Copy each line below that contains "title".

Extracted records
☆ ☆ ☆ ☆

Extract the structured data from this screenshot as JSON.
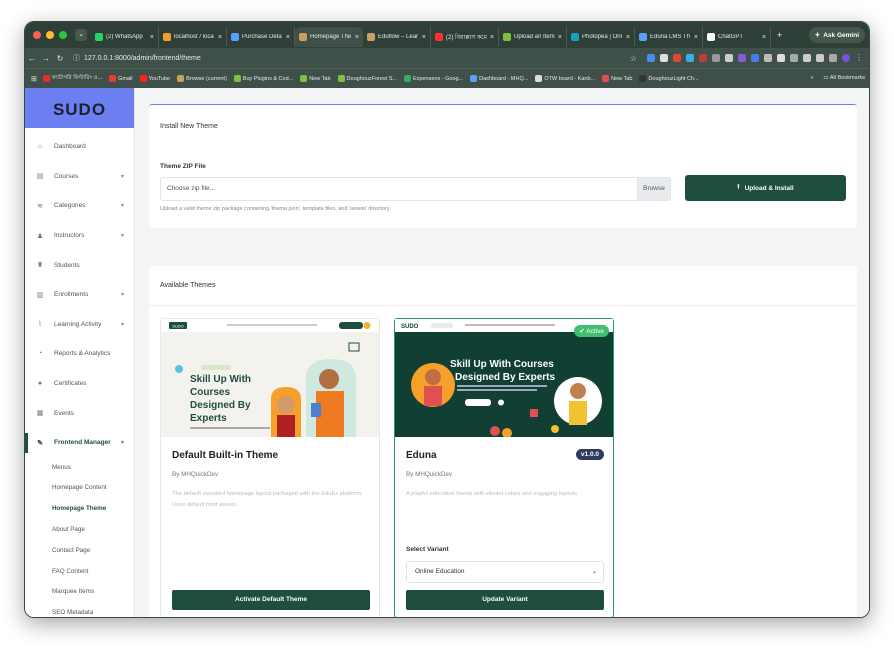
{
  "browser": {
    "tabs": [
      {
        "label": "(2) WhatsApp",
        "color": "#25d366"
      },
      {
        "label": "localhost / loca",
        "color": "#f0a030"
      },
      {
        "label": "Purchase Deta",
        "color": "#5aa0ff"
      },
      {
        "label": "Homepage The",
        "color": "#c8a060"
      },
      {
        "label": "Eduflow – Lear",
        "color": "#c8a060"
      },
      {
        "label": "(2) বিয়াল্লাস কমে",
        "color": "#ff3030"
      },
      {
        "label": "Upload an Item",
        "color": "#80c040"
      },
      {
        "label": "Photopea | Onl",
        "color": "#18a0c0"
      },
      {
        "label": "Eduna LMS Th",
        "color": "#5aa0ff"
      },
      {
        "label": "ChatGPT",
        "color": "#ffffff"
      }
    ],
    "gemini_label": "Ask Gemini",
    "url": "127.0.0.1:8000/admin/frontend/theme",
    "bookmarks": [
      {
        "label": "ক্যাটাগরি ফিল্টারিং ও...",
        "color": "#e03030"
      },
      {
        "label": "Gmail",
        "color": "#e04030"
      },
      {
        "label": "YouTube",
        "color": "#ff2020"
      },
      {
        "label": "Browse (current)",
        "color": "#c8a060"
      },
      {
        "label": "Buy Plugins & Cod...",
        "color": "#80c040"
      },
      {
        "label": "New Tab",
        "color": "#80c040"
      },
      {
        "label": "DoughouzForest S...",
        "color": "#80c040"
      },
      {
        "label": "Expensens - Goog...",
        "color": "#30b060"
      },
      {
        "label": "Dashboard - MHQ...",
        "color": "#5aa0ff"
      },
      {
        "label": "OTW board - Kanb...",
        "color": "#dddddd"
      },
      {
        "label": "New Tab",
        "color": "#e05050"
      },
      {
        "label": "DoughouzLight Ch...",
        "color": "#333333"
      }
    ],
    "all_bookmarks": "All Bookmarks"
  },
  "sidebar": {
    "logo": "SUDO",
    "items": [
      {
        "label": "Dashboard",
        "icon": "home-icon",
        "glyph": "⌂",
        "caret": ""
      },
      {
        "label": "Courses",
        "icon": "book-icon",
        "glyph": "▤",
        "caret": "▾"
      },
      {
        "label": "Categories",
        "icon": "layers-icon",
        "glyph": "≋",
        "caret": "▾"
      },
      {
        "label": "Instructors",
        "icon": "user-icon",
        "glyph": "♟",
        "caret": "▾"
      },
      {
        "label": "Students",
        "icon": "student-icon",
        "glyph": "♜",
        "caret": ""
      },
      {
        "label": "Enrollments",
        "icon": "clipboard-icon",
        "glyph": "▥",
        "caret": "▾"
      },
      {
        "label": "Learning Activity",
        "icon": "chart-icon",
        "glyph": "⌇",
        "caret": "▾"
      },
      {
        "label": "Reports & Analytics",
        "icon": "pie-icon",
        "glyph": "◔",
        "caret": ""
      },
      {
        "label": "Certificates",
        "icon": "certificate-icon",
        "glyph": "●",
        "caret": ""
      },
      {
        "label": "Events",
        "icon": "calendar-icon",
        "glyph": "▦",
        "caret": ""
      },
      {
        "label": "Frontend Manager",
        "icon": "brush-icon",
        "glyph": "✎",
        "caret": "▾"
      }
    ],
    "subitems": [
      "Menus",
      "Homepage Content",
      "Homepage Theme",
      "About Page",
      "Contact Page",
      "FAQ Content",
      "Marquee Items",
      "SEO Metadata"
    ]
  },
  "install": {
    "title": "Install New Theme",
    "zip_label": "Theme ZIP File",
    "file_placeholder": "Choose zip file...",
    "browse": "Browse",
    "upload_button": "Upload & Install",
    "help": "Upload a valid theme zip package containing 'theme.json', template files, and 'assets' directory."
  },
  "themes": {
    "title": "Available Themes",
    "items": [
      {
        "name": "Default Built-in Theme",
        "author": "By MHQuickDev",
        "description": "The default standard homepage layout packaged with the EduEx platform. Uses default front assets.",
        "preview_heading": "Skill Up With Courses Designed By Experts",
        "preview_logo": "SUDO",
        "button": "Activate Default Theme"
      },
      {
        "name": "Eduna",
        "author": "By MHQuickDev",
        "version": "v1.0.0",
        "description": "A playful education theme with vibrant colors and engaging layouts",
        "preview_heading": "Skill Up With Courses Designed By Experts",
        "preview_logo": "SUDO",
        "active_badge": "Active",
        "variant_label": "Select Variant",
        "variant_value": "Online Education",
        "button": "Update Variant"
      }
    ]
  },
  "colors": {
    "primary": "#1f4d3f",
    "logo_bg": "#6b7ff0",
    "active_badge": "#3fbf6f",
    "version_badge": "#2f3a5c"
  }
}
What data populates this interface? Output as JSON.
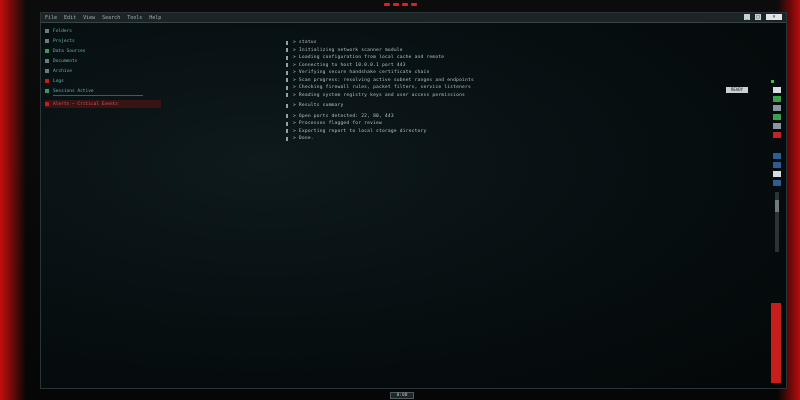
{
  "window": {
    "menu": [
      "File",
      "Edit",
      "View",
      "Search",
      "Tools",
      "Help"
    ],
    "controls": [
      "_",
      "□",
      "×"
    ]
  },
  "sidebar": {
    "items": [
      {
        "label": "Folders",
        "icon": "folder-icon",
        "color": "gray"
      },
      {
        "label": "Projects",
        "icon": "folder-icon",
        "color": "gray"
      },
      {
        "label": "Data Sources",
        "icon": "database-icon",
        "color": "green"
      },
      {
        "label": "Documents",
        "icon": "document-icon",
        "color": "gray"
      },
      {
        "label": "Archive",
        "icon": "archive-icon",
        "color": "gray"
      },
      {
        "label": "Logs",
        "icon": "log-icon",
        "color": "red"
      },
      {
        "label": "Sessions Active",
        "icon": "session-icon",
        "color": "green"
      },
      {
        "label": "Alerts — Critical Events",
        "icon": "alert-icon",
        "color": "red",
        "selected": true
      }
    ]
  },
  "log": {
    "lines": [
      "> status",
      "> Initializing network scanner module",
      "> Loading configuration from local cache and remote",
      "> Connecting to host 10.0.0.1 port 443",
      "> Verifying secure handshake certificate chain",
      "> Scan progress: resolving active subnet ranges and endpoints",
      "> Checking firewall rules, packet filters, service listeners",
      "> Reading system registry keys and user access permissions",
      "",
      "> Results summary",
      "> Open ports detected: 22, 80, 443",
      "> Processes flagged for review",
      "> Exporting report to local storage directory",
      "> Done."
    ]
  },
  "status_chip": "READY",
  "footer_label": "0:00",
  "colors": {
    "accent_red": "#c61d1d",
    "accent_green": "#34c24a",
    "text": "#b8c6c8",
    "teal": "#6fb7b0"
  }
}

☆ ☆ ☆ ☆

Task output >>
    "title": "Install New Theme",
    "title": "Available Themes",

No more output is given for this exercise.